GameStop Slides Following Earnings As Possible Share Sale Discussed

Shares of GameStop (GME) are under pressure on Wednesday after the company missed on the top and bottom lines in its first earnings report after the recent Reddit-fueled trading frenzy. The video game retailer also said in a filing that it was considering selling additional equity shares to fund its transformation. Following the news, Wedbush analyst Michael Patcher downgraded GameStop to Underperform, while his peer at Jefferies raised the stock's price target to $175 from $15.

RESULTS: 

GameStop reported fourth-quarter adjusted earnings per share of $1.34 and revenue of $2.122B, both below consensus of $1.35 and $2.21B, respectively. The company also said fourth-quarter comparable store sales were up 6.5% with global e-commerce sales increasing 175% and representing 34% of net sales in the fiscal 2020 fourth quarter versus 12% of net sales in the fiscal 2019 fourth quarter. GameStop is continuing to suspend guidance amid pandemic.

Additionally, the video game retailer said it is focused on transforming into a customer-obsessed technology company, with the Board and management looking to invest in technology capabilities, build a superior customer experience, expand product offerings, modernize U.S. fulfillment operations to improve speed of delivery and service, establish a U.S.-based customer care operation, and leverage the company's digital assets, including Game Informer and PowerUp Rewards, to increase market share within the growing online gaming community.

In a regulatory filing, GameStop also said that, since January 2021, it has been evaluating whether to increase the size of its at-the-market offering program and whether to potentially sell shares of its Class A Common Stock under the increased ATM program during the course of fiscal 2021, primarily to fund the acceleration of the company's future transformation initiatives and general working capital needs. The timing and amount of sales under the ATM Program would depend on, among other factors, GameStop's capital needs and alternative sources and costs of capital available to us, market perceptions about the company, and the then current trading price of its Class A Common Stock.

Additionally, GameStop said it has named former Amazon (AMZN) and Google (GOOG) executive Jenna Owens as its new chief operating officer.

> [SUPPLIED RECORDS]:
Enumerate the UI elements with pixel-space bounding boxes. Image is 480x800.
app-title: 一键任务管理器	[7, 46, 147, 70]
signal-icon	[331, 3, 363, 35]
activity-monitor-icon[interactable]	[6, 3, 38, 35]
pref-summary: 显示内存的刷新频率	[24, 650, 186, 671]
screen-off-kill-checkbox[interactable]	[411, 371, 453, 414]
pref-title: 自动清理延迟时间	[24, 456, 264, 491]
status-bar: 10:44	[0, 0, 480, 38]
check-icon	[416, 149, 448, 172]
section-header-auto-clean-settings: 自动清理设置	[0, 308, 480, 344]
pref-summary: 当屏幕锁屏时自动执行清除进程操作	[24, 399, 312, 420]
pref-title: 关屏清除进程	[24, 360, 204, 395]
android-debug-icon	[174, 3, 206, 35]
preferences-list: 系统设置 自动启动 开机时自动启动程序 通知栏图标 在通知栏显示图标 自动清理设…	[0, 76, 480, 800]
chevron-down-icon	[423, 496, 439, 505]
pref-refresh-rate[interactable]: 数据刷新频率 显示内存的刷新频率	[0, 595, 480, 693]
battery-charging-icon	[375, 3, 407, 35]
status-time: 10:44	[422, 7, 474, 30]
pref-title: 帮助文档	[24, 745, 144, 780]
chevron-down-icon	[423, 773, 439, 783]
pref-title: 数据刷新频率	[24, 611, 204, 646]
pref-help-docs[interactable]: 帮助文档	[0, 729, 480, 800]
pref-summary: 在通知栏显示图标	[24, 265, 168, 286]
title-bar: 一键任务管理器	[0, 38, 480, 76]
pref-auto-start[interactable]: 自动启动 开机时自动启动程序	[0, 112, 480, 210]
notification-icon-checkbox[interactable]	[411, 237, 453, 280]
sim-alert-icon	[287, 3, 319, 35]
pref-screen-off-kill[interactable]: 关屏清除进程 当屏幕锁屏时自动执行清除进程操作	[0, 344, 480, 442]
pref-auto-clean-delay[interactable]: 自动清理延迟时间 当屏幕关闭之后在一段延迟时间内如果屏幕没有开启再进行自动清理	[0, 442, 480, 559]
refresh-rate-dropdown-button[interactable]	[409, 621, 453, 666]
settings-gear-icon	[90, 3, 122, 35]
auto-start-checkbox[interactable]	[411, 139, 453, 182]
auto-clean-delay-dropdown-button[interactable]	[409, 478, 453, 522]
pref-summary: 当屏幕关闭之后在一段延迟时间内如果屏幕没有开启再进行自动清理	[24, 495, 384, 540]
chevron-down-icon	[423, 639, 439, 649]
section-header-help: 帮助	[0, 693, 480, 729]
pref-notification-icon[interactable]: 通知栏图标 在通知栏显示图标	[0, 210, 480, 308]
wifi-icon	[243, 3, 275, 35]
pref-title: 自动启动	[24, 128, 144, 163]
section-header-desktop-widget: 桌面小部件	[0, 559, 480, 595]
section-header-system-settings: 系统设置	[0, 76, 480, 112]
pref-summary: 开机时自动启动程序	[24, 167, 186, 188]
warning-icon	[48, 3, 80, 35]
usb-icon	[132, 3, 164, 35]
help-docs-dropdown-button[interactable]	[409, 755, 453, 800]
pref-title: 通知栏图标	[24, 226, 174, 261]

> [WHAT TO WORK ON]:
(A) According to the GameStop earnings article, who did the company name as its new chief operating officer?
(B) List every action the Board and management plan to take, according to the GameStop earnings article, as part of turning the company into a customer-obsessed technology company.
(C) Duplicate everything in the GameStop earnings article from "GameStop Slides Following" down to "to $175 from $15.".

> [YOUR RESPONSES]:
(A) Jenna Owens, a former Amazon and Google executive.

(B)
- Invest in technology capabilities
- Build a superior customer experience
- Expand product offerings
- Modernize U.S. fulfillment operations to improve speed of delivery and service
- Establish a U.S.-based customer care operation
- Leverage the company's digital assets, including Game Informer and PowerUp Rewards, to increase market share within the growing online gaming community

(C)
GameStop Slides Following Earnings As Possible Share Sale Discussed

Shares of GameStop (GME) are under pressure on Wednesday after the company missed on the top and bottom lines in its first earnings report after the recent Reddit-fueled trading frenzy. The video game retailer also said in a filing that it was considering selling additional equity shares to fund its transformation. Following the news, Wedbush analyst Michael Patcher downgraded GameStop to Underperform, while his peer at Jefferies raised the stock's price target to $175 from $15.